Task directions> Scan the material that follows. Copy every line containing the word "而钱不湿".
++++ Entries provided ++++
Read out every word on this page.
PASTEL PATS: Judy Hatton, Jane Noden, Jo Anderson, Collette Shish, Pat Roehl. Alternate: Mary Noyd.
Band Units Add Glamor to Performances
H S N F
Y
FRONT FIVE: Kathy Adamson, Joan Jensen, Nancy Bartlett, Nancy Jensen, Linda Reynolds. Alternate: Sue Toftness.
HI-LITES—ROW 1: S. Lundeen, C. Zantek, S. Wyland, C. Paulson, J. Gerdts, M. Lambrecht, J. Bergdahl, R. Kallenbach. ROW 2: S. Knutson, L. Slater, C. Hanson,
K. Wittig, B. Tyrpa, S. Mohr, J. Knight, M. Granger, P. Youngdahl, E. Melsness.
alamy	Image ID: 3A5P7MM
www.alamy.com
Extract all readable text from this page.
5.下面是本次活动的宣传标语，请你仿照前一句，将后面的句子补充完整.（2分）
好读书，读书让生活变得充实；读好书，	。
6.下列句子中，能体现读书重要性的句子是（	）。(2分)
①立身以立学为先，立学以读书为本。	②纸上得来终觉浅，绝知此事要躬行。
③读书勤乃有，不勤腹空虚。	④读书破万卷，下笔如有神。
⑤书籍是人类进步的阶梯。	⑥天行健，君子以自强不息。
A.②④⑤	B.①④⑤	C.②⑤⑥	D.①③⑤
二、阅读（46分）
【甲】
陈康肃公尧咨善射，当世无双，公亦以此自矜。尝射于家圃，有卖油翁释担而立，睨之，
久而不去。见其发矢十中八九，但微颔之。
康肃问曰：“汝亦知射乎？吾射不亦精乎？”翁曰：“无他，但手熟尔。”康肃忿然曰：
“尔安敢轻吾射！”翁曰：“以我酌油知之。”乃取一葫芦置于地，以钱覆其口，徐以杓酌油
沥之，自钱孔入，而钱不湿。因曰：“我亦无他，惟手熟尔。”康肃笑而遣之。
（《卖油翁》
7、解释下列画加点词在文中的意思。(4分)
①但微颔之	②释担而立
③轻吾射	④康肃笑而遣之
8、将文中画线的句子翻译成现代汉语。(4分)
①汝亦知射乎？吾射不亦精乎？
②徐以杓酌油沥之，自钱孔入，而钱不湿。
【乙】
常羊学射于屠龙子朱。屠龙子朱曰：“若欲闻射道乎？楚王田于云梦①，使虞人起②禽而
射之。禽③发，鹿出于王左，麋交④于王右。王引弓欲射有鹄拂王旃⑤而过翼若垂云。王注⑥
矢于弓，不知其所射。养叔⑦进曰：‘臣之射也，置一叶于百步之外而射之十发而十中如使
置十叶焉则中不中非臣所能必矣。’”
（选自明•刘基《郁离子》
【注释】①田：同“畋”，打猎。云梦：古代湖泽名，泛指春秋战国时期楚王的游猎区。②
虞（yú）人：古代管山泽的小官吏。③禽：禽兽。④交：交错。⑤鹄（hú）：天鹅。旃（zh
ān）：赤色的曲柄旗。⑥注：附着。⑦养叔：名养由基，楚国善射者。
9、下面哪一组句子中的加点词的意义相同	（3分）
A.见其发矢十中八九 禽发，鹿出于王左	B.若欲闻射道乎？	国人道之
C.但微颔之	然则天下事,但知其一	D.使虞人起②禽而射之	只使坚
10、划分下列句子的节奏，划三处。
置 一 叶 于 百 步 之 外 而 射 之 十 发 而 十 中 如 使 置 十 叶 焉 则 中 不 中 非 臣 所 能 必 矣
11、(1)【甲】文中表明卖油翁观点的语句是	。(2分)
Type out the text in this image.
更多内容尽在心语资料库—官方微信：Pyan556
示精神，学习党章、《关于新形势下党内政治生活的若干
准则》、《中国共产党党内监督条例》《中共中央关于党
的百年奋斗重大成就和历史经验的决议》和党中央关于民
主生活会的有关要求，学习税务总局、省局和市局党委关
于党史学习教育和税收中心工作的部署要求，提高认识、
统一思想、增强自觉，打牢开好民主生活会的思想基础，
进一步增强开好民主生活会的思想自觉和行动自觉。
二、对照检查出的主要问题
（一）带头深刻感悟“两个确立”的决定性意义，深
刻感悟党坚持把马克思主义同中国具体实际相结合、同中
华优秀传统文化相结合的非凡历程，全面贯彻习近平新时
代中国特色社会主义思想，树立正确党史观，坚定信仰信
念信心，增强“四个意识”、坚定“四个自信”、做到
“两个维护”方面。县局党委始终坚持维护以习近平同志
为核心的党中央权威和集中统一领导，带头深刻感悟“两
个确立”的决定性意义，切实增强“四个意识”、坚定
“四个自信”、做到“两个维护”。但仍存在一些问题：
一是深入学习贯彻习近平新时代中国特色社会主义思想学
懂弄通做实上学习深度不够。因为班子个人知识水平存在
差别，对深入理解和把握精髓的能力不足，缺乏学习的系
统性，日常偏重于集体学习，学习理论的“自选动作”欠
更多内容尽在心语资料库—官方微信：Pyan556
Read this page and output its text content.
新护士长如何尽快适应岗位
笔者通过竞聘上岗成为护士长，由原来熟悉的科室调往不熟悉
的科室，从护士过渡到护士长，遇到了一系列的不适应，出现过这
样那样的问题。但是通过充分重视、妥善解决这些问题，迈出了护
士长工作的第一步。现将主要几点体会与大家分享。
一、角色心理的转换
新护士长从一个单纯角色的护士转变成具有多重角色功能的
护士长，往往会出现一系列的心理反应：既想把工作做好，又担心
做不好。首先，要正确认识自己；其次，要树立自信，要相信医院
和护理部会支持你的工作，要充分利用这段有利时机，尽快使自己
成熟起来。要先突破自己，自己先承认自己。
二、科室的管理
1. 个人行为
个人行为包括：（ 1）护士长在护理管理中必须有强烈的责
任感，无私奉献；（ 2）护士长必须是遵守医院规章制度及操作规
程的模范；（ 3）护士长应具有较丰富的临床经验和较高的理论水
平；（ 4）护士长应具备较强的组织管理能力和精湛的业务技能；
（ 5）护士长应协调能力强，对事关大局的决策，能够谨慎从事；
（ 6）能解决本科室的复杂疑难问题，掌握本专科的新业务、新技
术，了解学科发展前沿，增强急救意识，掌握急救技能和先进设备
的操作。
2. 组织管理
++++
Response>
沥之，自钱孔入，而钱不湿。因曰：“我亦无他，惟手熟尔。”康肃笑而遣之。
②徐以杓酌油沥之，自钱孔入，而钱不湿。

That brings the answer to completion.